- DATA PROVIDED:
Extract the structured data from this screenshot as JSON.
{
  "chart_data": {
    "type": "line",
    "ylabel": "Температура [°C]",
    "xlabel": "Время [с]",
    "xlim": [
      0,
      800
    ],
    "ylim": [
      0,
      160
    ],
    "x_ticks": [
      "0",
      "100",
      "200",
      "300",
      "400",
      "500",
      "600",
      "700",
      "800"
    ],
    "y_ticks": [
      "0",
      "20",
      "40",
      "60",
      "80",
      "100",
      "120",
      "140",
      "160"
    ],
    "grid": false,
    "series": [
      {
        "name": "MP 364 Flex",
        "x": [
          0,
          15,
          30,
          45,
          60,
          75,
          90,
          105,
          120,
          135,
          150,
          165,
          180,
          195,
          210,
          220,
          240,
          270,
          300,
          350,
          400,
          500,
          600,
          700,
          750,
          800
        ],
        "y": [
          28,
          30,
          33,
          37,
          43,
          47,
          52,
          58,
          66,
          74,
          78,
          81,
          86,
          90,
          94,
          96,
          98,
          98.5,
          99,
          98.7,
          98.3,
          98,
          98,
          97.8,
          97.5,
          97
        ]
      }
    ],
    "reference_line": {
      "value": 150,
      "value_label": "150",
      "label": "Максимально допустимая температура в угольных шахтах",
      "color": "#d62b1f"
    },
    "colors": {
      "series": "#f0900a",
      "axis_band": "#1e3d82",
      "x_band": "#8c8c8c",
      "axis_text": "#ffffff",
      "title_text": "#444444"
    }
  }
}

...

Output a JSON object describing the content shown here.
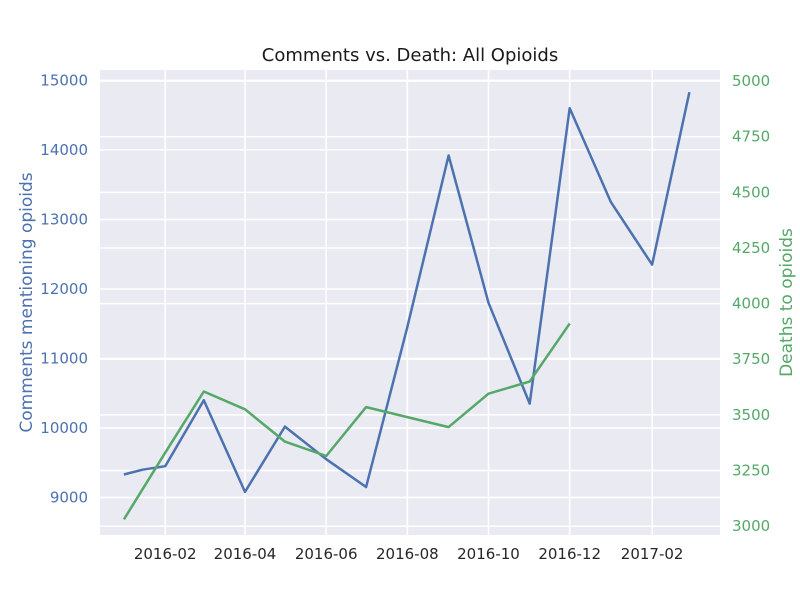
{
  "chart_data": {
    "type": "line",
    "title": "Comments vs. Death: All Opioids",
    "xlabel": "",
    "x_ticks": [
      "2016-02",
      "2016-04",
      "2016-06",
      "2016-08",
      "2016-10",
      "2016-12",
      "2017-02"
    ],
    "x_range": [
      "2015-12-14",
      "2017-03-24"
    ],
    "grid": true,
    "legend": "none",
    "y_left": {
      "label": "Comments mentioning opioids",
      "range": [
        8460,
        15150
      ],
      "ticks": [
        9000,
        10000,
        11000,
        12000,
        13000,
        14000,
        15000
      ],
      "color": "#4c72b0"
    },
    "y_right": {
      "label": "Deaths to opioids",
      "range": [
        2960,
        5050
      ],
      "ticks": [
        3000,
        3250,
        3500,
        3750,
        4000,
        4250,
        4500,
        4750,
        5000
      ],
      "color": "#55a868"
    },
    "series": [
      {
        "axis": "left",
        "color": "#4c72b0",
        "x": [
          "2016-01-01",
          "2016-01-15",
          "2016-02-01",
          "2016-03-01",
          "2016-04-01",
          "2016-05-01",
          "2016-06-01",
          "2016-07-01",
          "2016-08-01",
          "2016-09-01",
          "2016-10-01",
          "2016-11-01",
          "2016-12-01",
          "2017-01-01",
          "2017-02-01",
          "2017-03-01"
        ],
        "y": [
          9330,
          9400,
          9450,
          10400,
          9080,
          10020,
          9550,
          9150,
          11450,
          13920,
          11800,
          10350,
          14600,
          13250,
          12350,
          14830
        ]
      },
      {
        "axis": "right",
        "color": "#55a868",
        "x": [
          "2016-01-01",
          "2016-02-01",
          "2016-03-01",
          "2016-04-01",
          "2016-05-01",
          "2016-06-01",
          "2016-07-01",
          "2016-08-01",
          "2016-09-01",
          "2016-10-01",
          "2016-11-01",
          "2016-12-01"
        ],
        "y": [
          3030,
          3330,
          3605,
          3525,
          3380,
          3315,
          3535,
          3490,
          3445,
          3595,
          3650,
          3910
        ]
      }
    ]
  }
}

- INSTRUCTIONS FOR THE TASK: Copy out every line of the listing that includes the string "Comments".

- RIGHT ANSWER:
    "title": "Comments vs. Death: All Opioids",
      "label": "Comments mentioning opioids",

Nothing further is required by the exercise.